Stored dataset items:
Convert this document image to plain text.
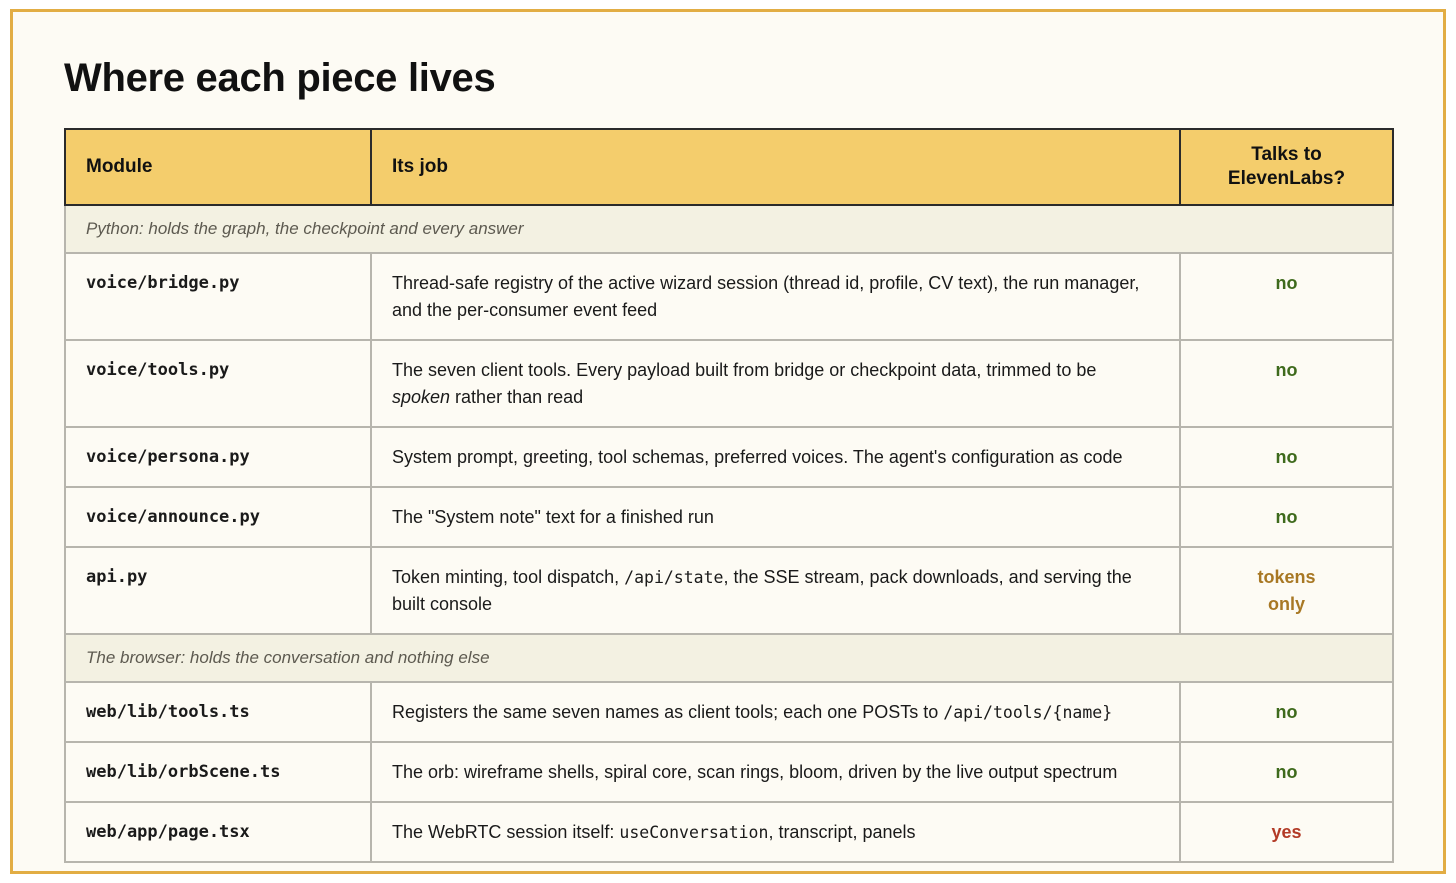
Where each piece lives
Module	Its job	Talks to
ElevenLabs?
Python: holds the graph, the checkpoint and every answer		
voice/bridge.py	Thread-safe registry of the active wizard session (thread id, profile, CV text), the run manager, and the per-consumer event feed	no
voice/tools.py	The seven client tools. Every payload built from bridge or checkpoint data, trimmed to be spoken rather than read	no
voice/persona.py	System prompt, greeting, tool schemas, preferred voices. The agent's configuration as code	no
voice/announce.py	The "System note" text for a finished run	no
api.py	Token minting, tool dispatch, /api/state, the SSE stream, pack downloads, and serving the built console	tokens
only
The browser: holds the conversation and nothing else		
web/lib/tools.ts	Registers the same seven names as client tools; each one POSTs to /api/tools/{name}	no
web/lib/orbScene.ts	The orb: wireframe shells, spiral core, scan rings, bloom, driven by the live output spectrum	no
web/app/page.tsx	The WebRTC session itself: useConversation, transcript, panels	yes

To do:
Quote every entry exactly, with the pictures omitted.

Response to this task:
Convert this document image to plain text.
Where each piece lives
Module	Its job	Talks to
ElevenLabs?
Python: holds the graph, the checkpoint and every answer		
voice/bridge.py	Thread-safe registry of the active wizard session (thread id, profile, CV text), the run manager, and the per-consumer event feed	no
voice/tools.py	The seven client tools. Every payload built from bridge or checkpoint data, trimmed to be spoken rather than read	no
voice/persona.py	System prompt, greeting, tool schemas, preferred voices. The agent's configuration as code	no
voice/announce.py	The "System note" text for a finished run	no
api.py	Token minting, tool dispatch, /api/state, the SSE stream, pack downloads, and serving the built console	tokens
only
The browser: holds the conversation and nothing else		
web/lib/tools.ts	Registers the same seven names as client tools; each one POSTs to /api/tools/{name}	no
web/lib/orbScene.ts	The orb: wireframe shells, spiral core, scan rings, bloom, driven by the live output spectrum	no
web/app/page.tsx	The WebRTC session itself: useConversation, transcript, panels	yes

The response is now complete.